Can you quote the records below in full, word for word?
━━ SUPPLIED INFORMATION ━━
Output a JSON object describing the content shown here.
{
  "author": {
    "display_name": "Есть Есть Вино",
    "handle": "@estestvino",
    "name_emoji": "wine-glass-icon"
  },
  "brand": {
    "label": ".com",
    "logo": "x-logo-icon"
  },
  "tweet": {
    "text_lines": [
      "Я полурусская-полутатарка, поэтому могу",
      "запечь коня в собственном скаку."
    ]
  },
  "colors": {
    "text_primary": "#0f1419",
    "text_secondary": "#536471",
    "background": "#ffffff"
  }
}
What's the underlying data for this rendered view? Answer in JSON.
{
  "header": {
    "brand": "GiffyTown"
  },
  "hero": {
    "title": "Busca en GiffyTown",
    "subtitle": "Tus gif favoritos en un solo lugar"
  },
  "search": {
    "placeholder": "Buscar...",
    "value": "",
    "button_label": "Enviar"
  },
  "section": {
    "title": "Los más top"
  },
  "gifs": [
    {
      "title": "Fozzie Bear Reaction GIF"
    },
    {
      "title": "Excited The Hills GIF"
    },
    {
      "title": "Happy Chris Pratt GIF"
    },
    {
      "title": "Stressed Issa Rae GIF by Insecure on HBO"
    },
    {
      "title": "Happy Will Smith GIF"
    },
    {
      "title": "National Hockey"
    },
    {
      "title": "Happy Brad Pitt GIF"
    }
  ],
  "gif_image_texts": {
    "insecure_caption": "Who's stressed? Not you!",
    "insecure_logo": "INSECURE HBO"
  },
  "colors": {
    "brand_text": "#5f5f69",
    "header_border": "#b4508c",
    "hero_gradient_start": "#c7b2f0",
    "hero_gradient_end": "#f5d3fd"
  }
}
━━━
REPLY TO THE TASK:
Output a JSON object describing the content shown here.
{
  "author": {
    "display_name": "Есть Есть Вино",
    "handle": "@estestvino",
    "name_emoji": "wine-glass-icon"
  },
  "brand": {
    "label": ".com",
    "logo": "x-logo-icon"
  },
  "tweet": {
    "text_lines": [
      "Я полурусская-полутатарка, поэтому могу",
      "запечь коня в собственном скаку."
    ]
  },
  "colors": {
    "text_primary": "#0f1419",
    "text_secondary": "#536471",
    "background": "#ffffff"
  }
}
What's the underlying data for this rendered view? Answer in JSON.
{
  "header": {
    "brand": "GiffyTown"
  },
  "hero": {
    "title": "Busca en GiffyTown",
    "subtitle": "Tus gif favoritos en un solo lugar"
  },
  "search": {
    "placeholder": "Buscar...",
    "value": "",
    "button_label": "Enviar"
  },
  "section": {
    "title": "Los más top"
  },
  "gifs": [
    {
      "title": "Fozzie Bear Reaction GIF"
    },
    {
      "title": "Excited The Hills GIF"
    },
    {
      "title": "Happy Chris Pratt GIF"
    },
    {
      "title": "Stressed Issa Rae GIF by Insecure on HBO"
    },
    {
      "title": "Happy Will Smith GIF"
    },
    {
      "title": "National Hockey"
    },
    {
      "title": "Happy Brad Pitt GIF"
    }
  ],
  "gif_image_texts": {
    "insecure_caption": "Who's stressed? Not you!",
    "insecure_logo": "INSECURE HBO"
  },
  "colors": {
    "brand_text": "#5f5f69",
    "header_border": "#b4508c",
    "hero_gradient_start": "#c7b2f0",
    "hero_gradient_end": "#f5d3fd"
  }
}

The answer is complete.